══ DATA FOR THE TASK ══

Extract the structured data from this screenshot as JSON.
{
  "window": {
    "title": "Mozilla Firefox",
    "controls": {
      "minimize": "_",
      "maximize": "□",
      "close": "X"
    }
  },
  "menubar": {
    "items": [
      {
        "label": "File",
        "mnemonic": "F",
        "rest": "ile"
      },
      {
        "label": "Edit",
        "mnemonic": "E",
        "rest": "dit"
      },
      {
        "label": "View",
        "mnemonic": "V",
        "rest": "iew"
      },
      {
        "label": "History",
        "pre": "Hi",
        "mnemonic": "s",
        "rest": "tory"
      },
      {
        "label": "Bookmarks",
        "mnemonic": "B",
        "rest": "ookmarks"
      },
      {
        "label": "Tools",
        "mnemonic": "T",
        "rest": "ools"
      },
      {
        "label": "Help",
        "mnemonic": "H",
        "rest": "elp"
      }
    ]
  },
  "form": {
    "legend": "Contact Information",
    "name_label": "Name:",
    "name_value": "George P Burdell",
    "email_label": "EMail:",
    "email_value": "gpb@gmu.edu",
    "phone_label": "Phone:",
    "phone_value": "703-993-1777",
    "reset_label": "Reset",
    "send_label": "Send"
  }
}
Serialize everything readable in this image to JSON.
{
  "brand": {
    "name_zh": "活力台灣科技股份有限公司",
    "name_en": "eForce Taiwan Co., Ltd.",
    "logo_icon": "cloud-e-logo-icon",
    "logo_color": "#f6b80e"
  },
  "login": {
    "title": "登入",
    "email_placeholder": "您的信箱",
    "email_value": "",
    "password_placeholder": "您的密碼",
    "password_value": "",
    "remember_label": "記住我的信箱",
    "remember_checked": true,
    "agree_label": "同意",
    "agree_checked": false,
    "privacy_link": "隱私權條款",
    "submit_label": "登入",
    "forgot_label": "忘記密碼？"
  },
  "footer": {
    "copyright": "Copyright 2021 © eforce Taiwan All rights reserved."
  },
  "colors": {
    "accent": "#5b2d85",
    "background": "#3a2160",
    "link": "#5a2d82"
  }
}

═══

> INSTRUCTION
Pick out the lines that include the word "this" and write them out.

> TASK SOLUTION
Extract the structured data from this screenshot as JSON.
Serialize everything readable in this image to JSON.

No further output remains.